## INSTRUCTIONS TO FOLLOW:
Your task is to retype each line of the data below exactly.

*** PROVIDED RECORDS

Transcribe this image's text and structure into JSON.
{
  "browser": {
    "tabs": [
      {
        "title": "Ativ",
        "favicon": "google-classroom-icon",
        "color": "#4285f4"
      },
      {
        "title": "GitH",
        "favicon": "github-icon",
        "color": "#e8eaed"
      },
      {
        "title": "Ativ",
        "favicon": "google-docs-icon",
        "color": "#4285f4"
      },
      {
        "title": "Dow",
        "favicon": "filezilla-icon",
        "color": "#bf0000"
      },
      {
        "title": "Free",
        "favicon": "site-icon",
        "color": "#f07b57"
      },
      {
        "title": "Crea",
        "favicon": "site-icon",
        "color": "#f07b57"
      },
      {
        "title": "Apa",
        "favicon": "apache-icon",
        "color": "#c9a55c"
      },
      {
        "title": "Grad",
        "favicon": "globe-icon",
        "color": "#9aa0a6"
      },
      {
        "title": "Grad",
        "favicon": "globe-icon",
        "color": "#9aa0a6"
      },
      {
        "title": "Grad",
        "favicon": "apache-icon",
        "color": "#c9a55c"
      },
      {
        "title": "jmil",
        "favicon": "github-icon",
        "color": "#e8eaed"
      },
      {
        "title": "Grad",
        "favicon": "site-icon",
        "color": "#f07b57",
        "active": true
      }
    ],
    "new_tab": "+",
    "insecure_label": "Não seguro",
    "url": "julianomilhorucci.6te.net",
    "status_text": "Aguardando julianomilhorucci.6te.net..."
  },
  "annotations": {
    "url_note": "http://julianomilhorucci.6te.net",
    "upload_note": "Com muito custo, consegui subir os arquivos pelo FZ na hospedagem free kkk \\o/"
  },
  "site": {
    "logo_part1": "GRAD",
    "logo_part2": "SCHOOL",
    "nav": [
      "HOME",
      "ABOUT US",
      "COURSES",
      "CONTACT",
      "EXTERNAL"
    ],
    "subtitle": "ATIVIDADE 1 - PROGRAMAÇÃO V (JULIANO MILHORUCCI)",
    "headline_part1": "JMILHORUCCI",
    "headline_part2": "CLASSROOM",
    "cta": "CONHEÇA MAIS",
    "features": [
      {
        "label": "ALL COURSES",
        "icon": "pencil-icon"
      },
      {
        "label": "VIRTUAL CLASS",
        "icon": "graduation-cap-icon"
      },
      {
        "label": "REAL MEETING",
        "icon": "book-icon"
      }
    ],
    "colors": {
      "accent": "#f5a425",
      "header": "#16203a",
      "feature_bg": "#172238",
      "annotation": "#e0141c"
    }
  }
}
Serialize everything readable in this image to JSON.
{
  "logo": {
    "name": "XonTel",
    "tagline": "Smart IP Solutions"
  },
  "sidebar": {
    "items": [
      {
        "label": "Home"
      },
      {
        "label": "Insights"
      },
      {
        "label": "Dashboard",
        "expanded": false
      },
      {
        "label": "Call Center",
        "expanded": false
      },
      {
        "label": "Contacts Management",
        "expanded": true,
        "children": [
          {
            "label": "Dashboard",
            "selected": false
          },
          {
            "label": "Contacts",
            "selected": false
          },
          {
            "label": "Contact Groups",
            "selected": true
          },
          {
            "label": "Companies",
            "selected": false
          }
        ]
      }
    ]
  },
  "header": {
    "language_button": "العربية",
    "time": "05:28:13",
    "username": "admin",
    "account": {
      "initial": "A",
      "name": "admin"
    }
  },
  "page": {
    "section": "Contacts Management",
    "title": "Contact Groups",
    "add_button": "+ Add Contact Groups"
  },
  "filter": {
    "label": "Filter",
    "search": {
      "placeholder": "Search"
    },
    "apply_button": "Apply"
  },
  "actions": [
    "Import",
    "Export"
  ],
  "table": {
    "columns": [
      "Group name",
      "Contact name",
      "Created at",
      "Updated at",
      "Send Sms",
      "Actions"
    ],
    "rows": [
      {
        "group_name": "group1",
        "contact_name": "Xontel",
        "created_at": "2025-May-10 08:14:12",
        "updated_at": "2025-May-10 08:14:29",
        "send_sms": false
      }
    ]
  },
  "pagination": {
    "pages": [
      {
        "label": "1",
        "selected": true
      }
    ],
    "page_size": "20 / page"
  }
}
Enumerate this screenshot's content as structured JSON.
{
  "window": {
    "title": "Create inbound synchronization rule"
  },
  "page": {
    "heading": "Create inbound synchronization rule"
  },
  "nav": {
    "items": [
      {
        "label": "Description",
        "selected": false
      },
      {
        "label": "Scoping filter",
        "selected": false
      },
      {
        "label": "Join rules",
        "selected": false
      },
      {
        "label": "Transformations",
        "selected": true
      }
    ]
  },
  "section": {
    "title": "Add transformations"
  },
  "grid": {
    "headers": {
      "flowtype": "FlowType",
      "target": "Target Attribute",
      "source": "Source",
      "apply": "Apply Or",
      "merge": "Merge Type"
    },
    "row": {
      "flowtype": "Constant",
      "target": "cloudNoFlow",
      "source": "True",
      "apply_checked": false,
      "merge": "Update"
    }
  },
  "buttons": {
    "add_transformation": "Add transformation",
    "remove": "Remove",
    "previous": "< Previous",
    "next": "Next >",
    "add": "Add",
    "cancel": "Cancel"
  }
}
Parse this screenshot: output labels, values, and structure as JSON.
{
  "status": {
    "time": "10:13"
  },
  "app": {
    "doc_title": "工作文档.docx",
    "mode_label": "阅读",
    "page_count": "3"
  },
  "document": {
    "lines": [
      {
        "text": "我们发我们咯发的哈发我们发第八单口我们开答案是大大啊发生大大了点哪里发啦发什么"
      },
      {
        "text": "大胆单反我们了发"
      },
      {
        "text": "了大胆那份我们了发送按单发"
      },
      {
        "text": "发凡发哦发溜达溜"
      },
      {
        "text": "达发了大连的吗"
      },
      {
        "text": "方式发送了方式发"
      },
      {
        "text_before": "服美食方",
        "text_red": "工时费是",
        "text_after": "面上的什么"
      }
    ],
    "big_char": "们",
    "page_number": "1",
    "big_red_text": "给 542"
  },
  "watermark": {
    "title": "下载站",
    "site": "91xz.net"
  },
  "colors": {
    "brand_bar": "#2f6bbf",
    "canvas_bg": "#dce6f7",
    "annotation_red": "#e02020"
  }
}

******

## EXPECTED OUTPUT:
Transcribe this image's text and structure into JSON.
{
  "browser": {
    "tabs": [
      {
        "title": "Ativ",
        "favicon": "google-classroom-icon",
        "color": "#4285f4"
      },
      {
        "title": "GitH",
        "favicon": "github-icon",
        "color": "#e8eaed"
      },
      {
        "title": "Ativ",
        "favicon": "google-docs-icon",
        "color": "#4285f4"
      },
      {
        "title": "Dow",
        "favicon": "filezilla-icon",
        "color": "#bf0000"
      },
      {
        "title": "Free",
        "favicon": "site-icon",
        "color": "#f07b57"
      },
      {
        "title": "Crea",
        "favicon": "site-icon",
        "color": "#f07b57"
      },
      {
        "title": "Apa",
        "favicon": "apache-icon",
        "color": "#c9a55c"
      },
      {
        "title": "Grad",
        "favicon": "globe-icon",
        "color": "#9aa0a6"
      },
      {
        "title": "Grad",
        "favicon": "globe-icon",
        "color": "#9aa0a6"
      },
      {
        "title": "Grad",
        "favicon": "apache-icon",
        "color": "#c9a55c"
      },
      {
        "title": "jmil",
        "favicon": "github-icon",
        "color": "#e8eaed"
      },
      {
        "title": "Grad",
        "favicon": "site-icon",
        "color": "#f07b57",
        "active": true
      }
    ],
    "new_tab": "+",
    "insecure_label": "Não seguro",
    "url": "julianomilhorucci.6te.net",
    "status_text": "Aguardando julianomilhorucci.6te.net..."
  },
  "annotations": {
    "url_note": "http://julianomilhorucci.6te.net",
    "upload_note": "Com muito custo, consegui subir os arquivos pelo FZ na hospedagem free kkk \\o/"
  },
  "site": {
    "logo_part1": "GRAD",
    "logo_part2": "SCHOOL",
    "nav": [
      "HOME",
      "ABOUT US",
      "COURSES",
      "CONTACT",
      "EXTERNAL"
    ],
    "subtitle": "ATIVIDADE 1 - PROGRAMAÇÃO V (JULIANO MILHORUCCI)",
    "headline_part1": "JMILHORUCCI",
    "headline_part2": "CLASSROOM",
    "cta": "CONHEÇA MAIS",
    "features": [
      {
        "label": "ALL COURSES",
        "icon": "pencil-icon"
      },
      {
        "label": "VIRTUAL CLASS",
        "icon": "graduation-cap-icon"
      },
      {
        "label": "REAL MEETING",
        "icon": "book-icon"
      }
    ],
    "colors": {
      "accent": "#f5a425",
      "header": "#16203a",
      "feature_bg": "#172238",
      "annotation": "#e0141c"
    }
  }
}
Serialize everything readable in this image to JSON.
{
  "logo": {
    "name": "XonTel",
    "tagline": "Smart IP Solutions"
  },
  "sidebar": {
    "items": [
      {
        "label": "Home"
      },
      {
        "label": "Insights"
      },
      {
        "label": "Dashboard",
        "expanded": false
      },
      {
        "label": "Call Center",
        "expanded": false
      },
      {
        "label": "Contacts Management",
        "expanded": true,
        "children": [
          {
            "label": "Dashboard",
            "selected": false
          },
          {
            "label": "Contacts",
            "selected": false
          },
          {
            "label": "Contact Groups",
            "selected": true
          },
          {
            "label": "Companies",
            "selected": false
          }
        ]
      }
    ]
  },
  "header": {
    "language_button": "العربية",
    "time": "05:28:13",
    "username": "admin",
    "account": {
      "initial": "A",
      "name": "admin"
    }
  },
  "page": {
    "section": "Contacts Management",
    "title": "Contact Groups",
    "add_button": "+ Add Contact Groups"
  },
  "filter": {
    "label": "Filter",
    "search": {
      "placeholder": "Search"
    },
    "apply_button": "Apply"
  },
  "actions": [
    "Import",
    "Export"
  ],
  "table": {
    "columns": [
      "Group name",
      "Contact name",
      "Created at",
      "Updated at",
      "Send Sms",
      "Actions"
    ],
    "rows": [
      {
        "group_name": "group1",
        "contact_name": "Xontel",
        "created_at": "2025-May-10 08:14:12",
        "updated_at": "2025-May-10 08:14:29",
        "send_sms": false
      }
    ]
  },
  "pagination": {
    "pages": [
      {
        "label": "1",
        "selected": true
      }
    ],
    "page_size": "20 / page"
  }
}
Enumerate this screenshot's content as structured JSON.
{
  "window": {
    "title": "Create inbound synchronization rule"
  },
  "page": {
    "heading": "Create inbound synchronization rule"
  },
  "nav": {
    "items": [
      {
        "label": "Description",
        "selected": false
      },
      {
        "label": "Scoping filter",
        "selected": false
      },
      {
        "label": "Join rules",
        "selected": false
      },
      {
        "label": "Transformations",
        "selected": true
      }
    ]
  },
  "section": {
    "title": "Add transformations"
  },
  "grid": {
    "headers": {
      "flowtype": "FlowType",
      "target": "Target Attribute",
      "source": "Source",
      "apply": "Apply Or",
      "merge": "Merge Type"
    },
    "row": {
      "flowtype": "Constant",
      "target": "cloudNoFlow",
      "source": "True",
      "apply_checked": false,
      "merge": "Update"
    }
  },
  "buttons": {
    "add_transformation": "Add transformation",
    "remove": "Remove",
    "previous": "< Previous",
    "next": "Next >",
    "add": "Add",
    "cancel": "Cancel"
  }
}
Parse this screenshot: output labels, values, and structure as JSON.
{
  "status": {
    "time": "10:13"
  },
  "app": {
    "doc_title": "工作文档.docx",
    "mode_label": "阅读",
    "page_count": "3"
  },
  "document": {
    "lines": [
      {
        "text": "我们发我们咯发的哈发我们发第八单口我们开答案是大大啊发生大大了点哪里发啦发什么"
      },
      {
        "text": "大胆单反我们了发"
      },
      {
        "text": "了大胆那份我们了发送按单发"
      },
      {
        "text": "发凡发哦发溜达溜"
      },
      {
        "text": "达发了大连的吗"
      },
      {
        "text": "方式发送了方式发"
      },
      {
        "text_before": "服美食方",
        "text_red": "工时费是",
        "text_after": "面上的什么"
      }
    ],
    "big_char": "们",
    "page_number": "1",
    "big_red_text": "给 542"
  },
  "watermark": {
    "title": "下载站",
    "site": "91xz.net"
  },
  "colors": {
    "brand_bar": "#2f6bbf",
    "canvas_bg": "#dce6f7",
    "annotation_red": "#e02020"
  }
}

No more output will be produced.